EXERCISE MATERIALS:

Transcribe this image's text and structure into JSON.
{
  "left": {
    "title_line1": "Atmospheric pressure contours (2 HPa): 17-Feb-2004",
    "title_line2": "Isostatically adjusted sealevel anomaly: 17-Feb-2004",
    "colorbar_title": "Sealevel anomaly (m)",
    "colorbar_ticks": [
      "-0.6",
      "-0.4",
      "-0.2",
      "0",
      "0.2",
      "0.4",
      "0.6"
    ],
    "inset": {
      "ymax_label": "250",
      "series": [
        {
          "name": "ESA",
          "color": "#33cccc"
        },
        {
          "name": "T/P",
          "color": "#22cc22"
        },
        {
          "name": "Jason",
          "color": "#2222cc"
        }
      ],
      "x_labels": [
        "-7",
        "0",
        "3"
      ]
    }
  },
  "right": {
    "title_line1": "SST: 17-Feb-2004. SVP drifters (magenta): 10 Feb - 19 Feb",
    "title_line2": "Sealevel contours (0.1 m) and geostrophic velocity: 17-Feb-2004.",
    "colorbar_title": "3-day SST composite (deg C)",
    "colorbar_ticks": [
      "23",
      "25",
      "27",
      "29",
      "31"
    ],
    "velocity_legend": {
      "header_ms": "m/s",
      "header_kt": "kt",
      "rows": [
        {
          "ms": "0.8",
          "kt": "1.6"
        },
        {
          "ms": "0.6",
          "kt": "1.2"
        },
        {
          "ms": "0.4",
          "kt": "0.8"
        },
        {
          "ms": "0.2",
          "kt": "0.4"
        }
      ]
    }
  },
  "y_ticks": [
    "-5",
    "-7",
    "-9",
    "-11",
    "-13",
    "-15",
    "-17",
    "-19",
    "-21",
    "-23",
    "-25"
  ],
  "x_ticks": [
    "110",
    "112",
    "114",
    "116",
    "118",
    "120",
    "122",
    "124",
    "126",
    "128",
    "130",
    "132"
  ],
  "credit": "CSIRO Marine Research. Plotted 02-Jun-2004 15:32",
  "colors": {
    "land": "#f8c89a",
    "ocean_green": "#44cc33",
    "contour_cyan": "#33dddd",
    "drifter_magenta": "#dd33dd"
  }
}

AIM:
Emit the full listing verbatim.

FULL RESPONSE:
Transcribe this image's text and structure into JSON.
{
  "left": {
    "title_line1": "Atmospheric pressure contours (2 HPa): 17-Feb-2004",
    "title_line2": "Isostatically adjusted sealevel anomaly: 17-Feb-2004",
    "colorbar_title": "Sealevel anomaly (m)",
    "colorbar_ticks": [
      "-0.6",
      "-0.4",
      "-0.2",
      "0",
      "0.2",
      "0.4",
      "0.6"
    ],
    "inset": {
      "ymax_label": "250",
      "series": [
        {
          "name": "ESA",
          "color": "#33cccc"
        },
        {
          "name": "T/P",
          "color": "#22cc22"
        },
        {
          "name": "Jason",
          "color": "#2222cc"
        }
      ],
      "x_labels": [
        "-7",
        "0",
        "3"
      ]
    }
  },
  "right": {
    "title_line1": "SST: 17-Feb-2004. SVP drifters (magenta): 10 Feb - 19 Feb",
    "title_line2": "Sealevel contours (0.1 m) and geostrophic velocity: 17-Feb-2004.",
    "colorbar_title": "3-day SST composite (deg C)",
    "colorbar_ticks": [
      "23",
      "25",
      "27",
      "29",
      "31"
    ],
    "velocity_legend": {
      "header_ms": "m/s",
      "header_kt": "kt",
      "rows": [
        {
          "ms": "0.8",
          "kt": "1.6"
        },
        {
          "ms": "0.6",
          "kt": "1.2"
        },
        {
          "ms": "0.4",
          "kt": "0.8"
        },
        {
          "ms": "0.2",
          "kt": "0.4"
        }
      ]
    }
  },
  "y_ticks": [
    "-5",
    "-7",
    "-9",
    "-11",
    "-13",
    "-15",
    "-17",
    "-19",
    "-21",
    "-23",
    "-25"
  ],
  "x_ticks": [
    "110",
    "112",
    "114",
    "116",
    "118",
    "120",
    "122",
    "124",
    "126",
    "128",
    "130",
    "132"
  ],
  "credit": "CSIRO Marine Research. Plotted 02-Jun-2004 15:32",
  "colors": {
    "land": "#f8c89a",
    "ocean_green": "#44cc33",
    "contour_cyan": "#33dddd",
    "drifter_magenta": "#dd33dd"
  }
}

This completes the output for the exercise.